GOAL OF THE EXERCISE: Print every item below again, line for line and without changes, but leave out the pictures.

Records with labeled boxes:
========================================================================

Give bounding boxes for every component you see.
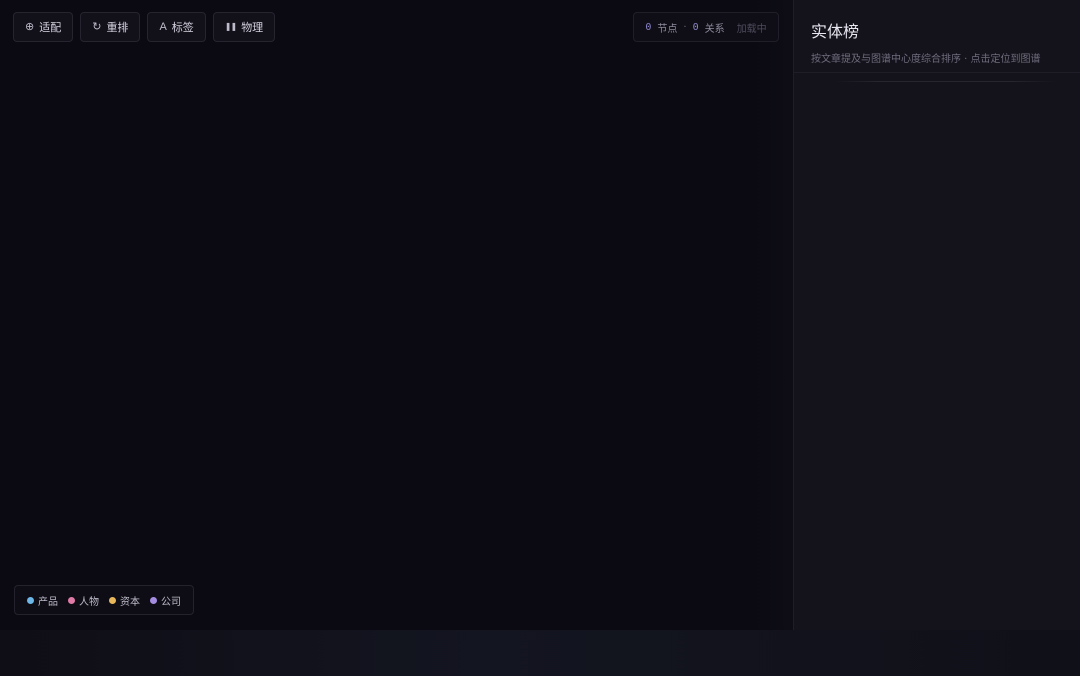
footer-bar	[0, 630, 1080, 676]
panel-header: 实体榜 按文章提及与图谱中心度综合排序 · 点击定位到图谱	[794, 0, 1080, 73]
legend-label: 人物	[79, 596, 99, 608]
loading-divider	[834, 81, 1056, 82]
legend-label: 资本	[120, 596, 140, 608]
legend-label: 公司	[161, 596, 181, 608]
label-icon: A	[159, 20, 167, 33]
relayout-button[interactable]: ↻ 重排	[80, 12, 141, 42]
stats-separator: ·	[683, 21, 687, 33]
legend-item-capital: 资本	[109, 593, 140, 608]
legend-item-person: 人物	[68, 593, 99, 608]
refresh-icon: ↻	[92, 20, 102, 33]
panel-subtitle: 按文章提及与图谱中心度综合排序 · 点击定位到图谱	[811, 54, 1041, 65]
relayout-button-label: 重排	[106, 22, 129, 34]
fit-button-label: 适配	[39, 22, 62, 34]
panel-title: 实体榜	[811, 22, 860, 41]
graph-stats: 0 节点 · 0 关系 加载中	[633, 12, 779, 42]
edge-count-label: 关系	[704, 23, 725, 35]
pause-icon: ❚❚	[224, 22, 237, 31]
edge-count: 0	[692, 21, 699, 33]
legend-item-company: 公司	[150, 593, 181, 608]
node-count: 0	[645, 21, 652, 33]
legend-dot-icon	[109, 596, 116, 604]
entity-ranking-panel: 实体榜 按文章提及与图谱中心度综合排序 · 点击定位到图谱	[793, 0, 1080, 630]
labels-button[interactable]: A 标签	[147, 12, 206, 42]
legend-dot-icon	[68, 596, 75, 604]
graph-toolbar: ⊕ 适配 ↻ 重排 A 标签 ❚❚ 物理	[13, 12, 276, 42]
physics-button-label: 物理	[241, 22, 264, 34]
loading-status: 加载中	[736, 23, 767, 35]
physics-button[interactable]: ❚❚ 物理	[212, 12, 276, 42]
labels-button-label: 标签	[171, 22, 194, 34]
legend-dot-icon	[150, 596, 157, 604]
graph-canvas[interactable]: ⊕ 适配 ↻ 重排 A 标签 ❚❚ 物理 0 节点 · 0 关系 加载中 产品 …	[0, 0, 793, 630]
node-count-label: 节点	[657, 23, 678, 35]
entity-list[interactable]	[794, 73, 1080, 630]
legend-item-product: 产品	[27, 593, 58, 608]
fit-button[interactable]: ⊕ 适配	[13, 12, 74, 42]
legend: 产品 人物 资本 公司	[14, 585, 194, 615]
legend-dot-icon	[27, 596, 34, 604]
crosshair-icon: ⊕	[25, 20, 35, 33]
app: ⊕ 适配 ↻ 重排 A 标签 ❚❚ 物理 0 节点 · 0 关系 加载中 产品 …	[0, 0, 1080, 676]
legend-label: 产品	[38, 596, 58, 608]
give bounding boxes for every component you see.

========================================================================

RESULT OF THE EXERCISE:
Give bounding boxes for every component you see.
footer-bar	[0, 630, 1080, 676]
panel-header: 实体榜 按文章提及与图谱中心度综合排序 · 点击定位到图谱	[794, 0, 1080, 73]
legend-label: 人物	[79, 596, 99, 608]
loading-divider	[834, 81, 1056, 82]
legend-label: 资本	[120, 596, 140, 608]
legend-label: 公司	[161, 596, 181, 608]
label-icon: A	[159, 20, 167, 33]
relayout-button[interactable]: ↻ 重排	[80, 12, 141, 42]
stats-separator: ·	[683, 21, 687, 33]
legend-item-capital: 资本	[109, 593, 140, 608]
legend-item-person: 人物	[68, 593, 99, 608]
refresh-icon: ↻	[92, 20, 102, 33]
panel-subtitle: 按文章提及与图谱中心度综合排序 · 点击定位到图谱	[811, 54, 1041, 65]
relayout-button-label: 重排	[106, 22, 129, 34]
fit-button-label: 适配	[39, 22, 62, 34]
panel-title: 实体榜	[811, 22, 860, 41]
graph-stats: 0 节点 · 0 关系 加载中	[633, 12, 779, 42]
edge-count-label: 关系	[704, 23, 725, 35]
pause-icon: ❚❚	[224, 22, 237, 31]
edge-count: 0	[692, 21, 699, 33]
legend-item-company: 公司	[150, 593, 181, 608]
node-count: 0	[645, 21, 652, 33]
legend-dot-icon	[109, 596, 116, 604]
entity-ranking-panel: 实体榜 按文章提及与图谱中心度综合排序 · 点击定位到图谱	[793, 0, 1080, 630]
labels-button[interactable]: A 标签	[147, 12, 206, 42]
legend-dot-icon	[68, 596, 75, 604]
graph-toolbar: ⊕ 适配 ↻ 重排 A 标签 ❚❚ 物理	[13, 12, 276, 42]
physics-button-label: 物理	[241, 22, 264, 34]
loading-status: 加载中	[736, 23, 767, 35]
physics-button[interactable]: ❚❚ 物理	[212, 12, 276, 42]
labels-button-label: 标签	[171, 22, 194, 34]
legend-dot-icon	[150, 596, 157, 604]
graph-canvas[interactable]: ⊕ 适配 ↻ 重排 A 标签 ❚❚ 物理 0 节点 · 0 关系 加载中 产品 …	[0, 0, 793, 630]
node-count-label: 节点	[657, 23, 678, 35]
entity-list[interactable]	[794, 73, 1080, 630]
legend-item-product: 产品	[27, 593, 58, 608]
fit-button[interactable]: ⊕ 适配	[13, 12, 74, 42]
legend: 产品 人物 资本 公司	[14, 585, 194, 615]
legend-dot-icon	[27, 596, 34, 604]
crosshair-icon: ⊕	[25, 20, 35, 33]
app: ⊕ 适配 ↻ 重排 A 标签 ❚❚ 物理 0 节点 · 0 关系 加载中 产品 …	[0, 0, 1080, 676]
legend-label: 产品	[38, 596, 58, 608]
give bounding boxes for every component you see.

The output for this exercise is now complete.